What is being asked: Among the entries, which lines carry the string "posao"? Copy each of them.

Data extracted from a collection
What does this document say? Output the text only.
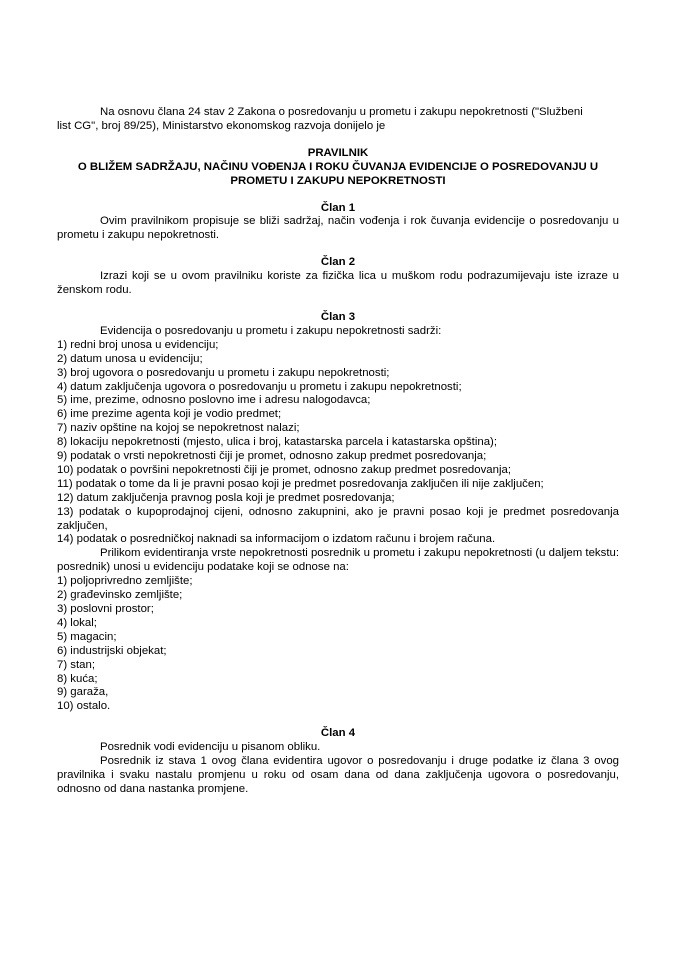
Na osnovu člana 24 stav 2 Zakona o posredovanju u prometu i zakupu nepokretnosti ("Službeni

list CG", broj 89/25), Ministarstvo ekonomskog razvoja donijelo je

PRAVILNIK

O BLIŽEM SADRŽAJU, NAČINU VOĐENJA I ROKU ČUVANJA EVIDENCIJE O POSREDOVANJU U

PROMETU I ZAKUPU NEPOKRETNOSTI

Član 1

Ovim pravilnikom propisuje se bliži sadržaj, način vođenja i rok čuvanja evidencije o posredovanju u prometu i zakupu nepokretnosti.

Član 2

Izrazi koji se u ovom pravilniku koriste za fizička lica u muškom rodu podrazumijevaju iste izraze u ženskom rodu.

Član 3

Evidencija o posredovanju u prometu i zakupu nepokretnosti sadrži:

1) redni broj unosa u evidenciju;
2) datum unosa u evidenciju;
3) broj ugovora o posredovanju u prometu i zakupu nepokretnosti;
4) datum zaključenja ugovora o posredovanju u prometu i zakupu nepokretnosti;
5) ime, prezime, odnosno poslovno ime i adresu nalogodavca;
6) ime prezime agenta koji je vodio predmet;
7) naziv opštine na kojoj se nepokretnost nalazi;
8) lokaciju nepokretnosti (mjesto, ulica i broj, katastarska parcela i katastarska opština);
9) podatak o vrsti nepokretnosti čiji je promet, odnosno zakup predmet posredovanja;
10) podatak o površini nepokretnosti čiji je promet, odnosno zakup predmet posredovanja;
11) podatak o tome da li je pravni posao koji je predmet posredovanja zaključen ili nije zaključen;
12) datum zaključenja pravnog posla koji je predmet posredovanja;
13) podatak o kupoprodajnoj cijeni, odnosno zakupnini, ako je pravni posao koji je predmet posredovanja zaključen,
14) podatak o posredničkoj naknadi sa informacijom o izdatom računu i brojem računa.

Prilikom evidentiranja vrste nepokretnosti posrednik u prometu i zakupu nepokretnosti (u daljem tekstu: posrednik) unosi u evidenciju podatake koji se odnose na:

1) poljoprivredno zemljište;
2) građevinsko zemljište;
3) poslovni prostor;
4) lokal;
5) magacin;
6) industrijski objekat;
7) stan;
8) kuća;
9) garaža,
10) ostalo.

Član 4

Posrednik vodi evidenciju u pisanom obliku.

Posrednik iz stava 1 ovog člana evidentira ugovor o posredovanju i druge podatke iz člana 3 ovog pravilnika i svaku nastalu promjenu u roku od osam dana od dana zaključenja ugovora o posredovanju, odnosno od dana nastanka promjene.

Complete output:
11) podatak o tome da li je pravni posao koji je predmet posredovanja zaključen ili nije zaključen;
13) podatak o kupoprodajnoj cijeni, odnosno zakupnini, ako je pravni posao koji je predmet posredovanja zaključen,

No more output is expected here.